# SET PROBLEM
From the line containing "Read all visible content and emit it as JSON." to the very last line, repeat everything exactly and add nothing else. Skip the pictures.
::: SUPPLIED INFORMATION :::
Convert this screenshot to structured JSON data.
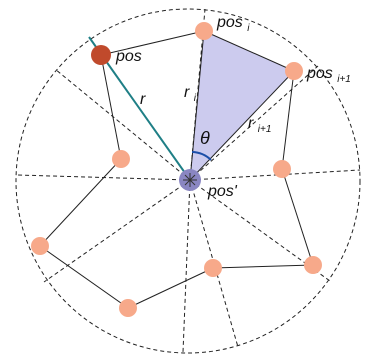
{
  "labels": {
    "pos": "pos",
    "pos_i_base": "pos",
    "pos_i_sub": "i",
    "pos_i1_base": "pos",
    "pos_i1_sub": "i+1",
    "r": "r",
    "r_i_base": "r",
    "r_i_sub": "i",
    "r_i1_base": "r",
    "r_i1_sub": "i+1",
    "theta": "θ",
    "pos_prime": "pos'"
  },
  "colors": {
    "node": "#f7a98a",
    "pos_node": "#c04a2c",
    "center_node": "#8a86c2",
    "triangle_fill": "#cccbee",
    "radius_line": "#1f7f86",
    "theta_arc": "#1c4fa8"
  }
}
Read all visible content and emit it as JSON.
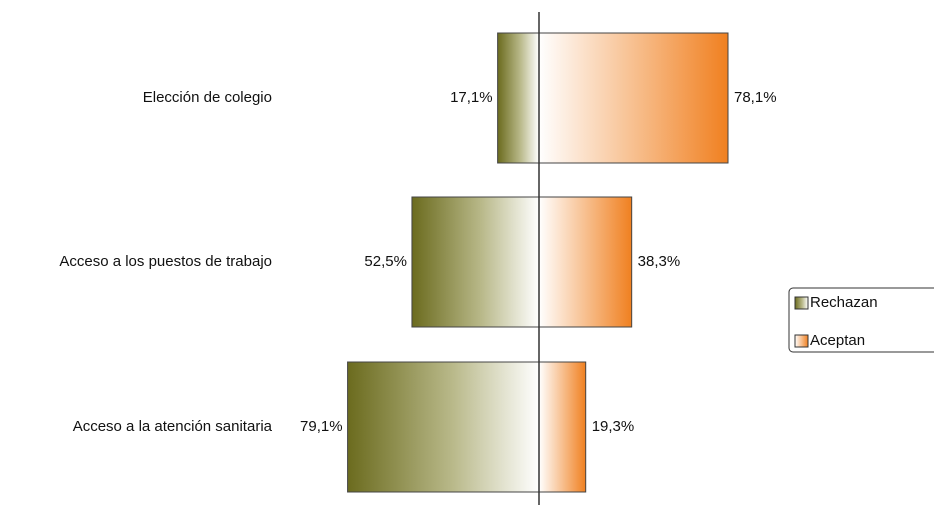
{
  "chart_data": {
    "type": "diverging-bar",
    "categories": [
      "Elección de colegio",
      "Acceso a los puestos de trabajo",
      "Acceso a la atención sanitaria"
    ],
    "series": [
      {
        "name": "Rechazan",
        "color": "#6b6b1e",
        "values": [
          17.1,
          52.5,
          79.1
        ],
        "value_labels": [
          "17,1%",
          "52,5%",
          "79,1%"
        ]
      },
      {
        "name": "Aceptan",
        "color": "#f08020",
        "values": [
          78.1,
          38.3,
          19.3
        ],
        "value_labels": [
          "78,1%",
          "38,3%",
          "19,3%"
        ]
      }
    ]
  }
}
:::
# IN RESPONSE
Read all visible content and emit it as JSON.
{
  "chart_data": {
    "type": "diverging-bar",
    "categories": [
      "Elección de colegio",
      "Acceso a los puestos de trabajo",
      "Acceso a la atención sanitaria"
    ],
    "series": [
      {
        "name": "Rechazan",
        "color": "#6b6b1e",
        "values": [
          17.1,
          52.5,
          79.1
        ],
        "value_labels": [
          "17,1%",
          "52,5%",
          "79,1%"
        ]
      },
      {
        "name": "Aceptan",
        "color": "#f08020",
        "values": [
          78.1,
          38.3,
          19.3
        ],
        "value_labels": [
          "78,1%",
          "38,3%",
          "19,3%"
        ]
      }
    ]
  }
}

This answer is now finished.